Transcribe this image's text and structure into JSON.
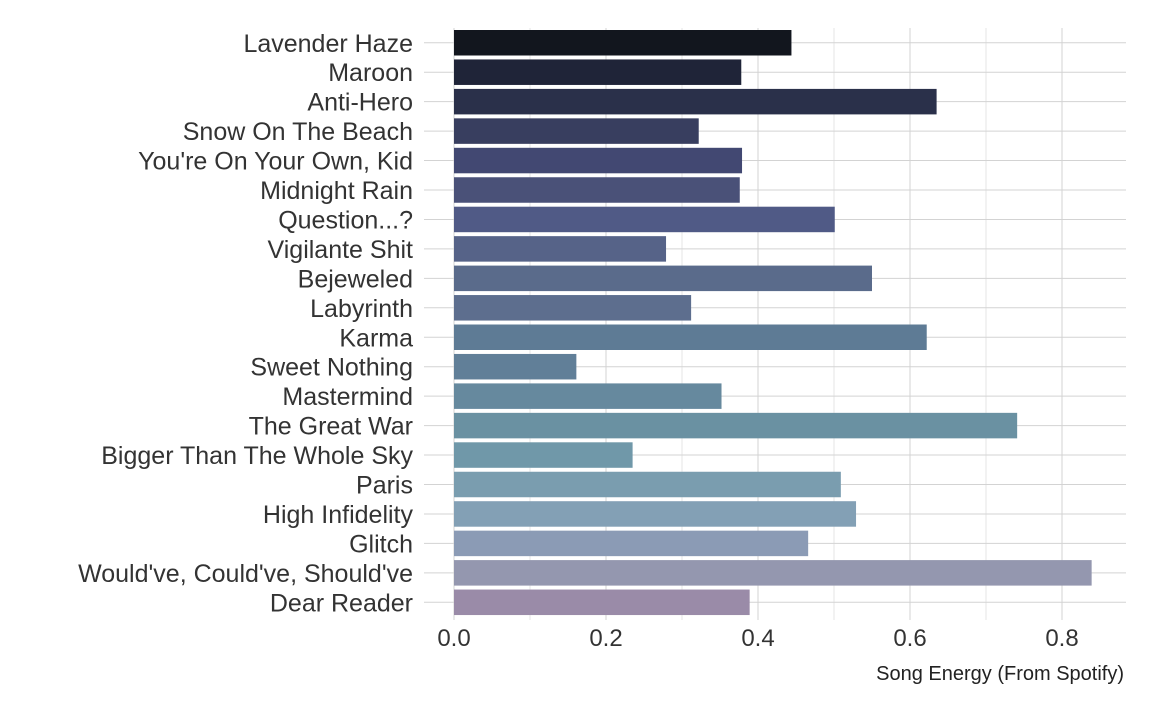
{
  "chart_data": {
    "type": "bar",
    "orientation": "horizontal",
    "categories": [
      "Lavender Haze",
      "Maroon",
      "Anti-Hero",
      "Snow On The Beach",
      "You're On Your Own, Kid",
      "Midnight Rain",
      "Question...?",
      "Vigilante Shit",
      "Bejeweled",
      "Labyrinth",
      "Karma",
      "Sweet Nothing",
      "Mastermind",
      "The Great War",
      "Bigger Than The Whole Sky",
      "Paris",
      "High Infidelity",
      "Glitch",
      "Would've, Could've, Should've",
      "Dear Reader"
    ],
    "values": [
      0.444,
      0.378,
      0.635,
      0.322,
      0.379,
      0.376,
      0.501,
      0.279,
      0.55,
      0.312,
      0.622,
      0.161,
      0.352,
      0.741,
      0.235,
      0.509,
      0.529,
      0.466,
      0.839,
      0.389
    ],
    "colors": [
      "#12161e",
      "#1f2438",
      "#2a304a",
      "#383e5f",
      "#424872",
      "#4a5178",
      "#505a86",
      "#566388",
      "#5a6b8b",
      "#5d6e8e",
      "#5e7b95",
      "#617f98",
      "#66899e",
      "#6a91a2",
      "#7098a9",
      "#7a9daf",
      "#83a0b5",
      "#8b9bb5",
      "#9497af",
      "#9a8ba8"
    ],
    "xlabel": "Song Energy (From Spotify)",
    "ylabel": "",
    "title": "",
    "xlim": [
      0,
      0.88
    ],
    "xticks": [
      0.0,
      0.2,
      0.4,
      0.6,
      0.8
    ],
    "xtick_labels": [
      "0.0",
      "0.2",
      "0.4",
      "0.6",
      "0.8"
    ],
    "grid": true
  }
}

──────────────────────────────

--- Prompt ---
Without the pictures, repeat all the records word for word.

--- Finished answer ---
Transcribe this image's text and structure into JSON.
{
  "chart_data": {
    "type": "bar",
    "orientation": "horizontal",
    "categories": [
      "Lavender Haze",
      "Maroon",
      "Anti-Hero",
      "Snow On The Beach",
      "You're On Your Own, Kid",
      "Midnight Rain",
      "Question...?",
      "Vigilante Shit",
      "Bejeweled",
      "Labyrinth",
      "Karma",
      "Sweet Nothing",
      "Mastermind",
      "The Great War",
      "Bigger Than The Whole Sky",
      "Paris",
      "High Infidelity",
      "Glitch",
      "Would've, Could've, Should've",
      "Dear Reader"
    ],
    "values": [
      0.444,
      0.378,
      0.635,
      0.322,
      0.379,
      0.376,
      0.501,
      0.279,
      0.55,
      0.312,
      0.622,
      0.161,
      0.352,
      0.741,
      0.235,
      0.509,
      0.529,
      0.466,
      0.839,
      0.389
    ],
    "colors": [
      "#12161e",
      "#1f2438",
      "#2a304a",
      "#383e5f",
      "#424872",
      "#4a5178",
      "#505a86",
      "#566388",
      "#5a6b8b",
      "#5d6e8e",
      "#5e7b95",
      "#617f98",
      "#66899e",
      "#6a91a2",
      "#7098a9",
      "#7a9daf",
      "#83a0b5",
      "#8b9bb5",
      "#9497af",
      "#9a8ba8"
    ],
    "xlabel": "Song Energy (From Spotify)",
    "ylabel": "",
    "title": "",
    "xlim": [
      0,
      0.88
    ],
    "xticks": [
      0.0,
      0.2,
      0.4,
      0.6,
      0.8
    ],
    "xtick_labels": [
      "0.0",
      "0.2",
      "0.4",
      "0.6",
      "0.8"
    ],
    "grid": true
  }
}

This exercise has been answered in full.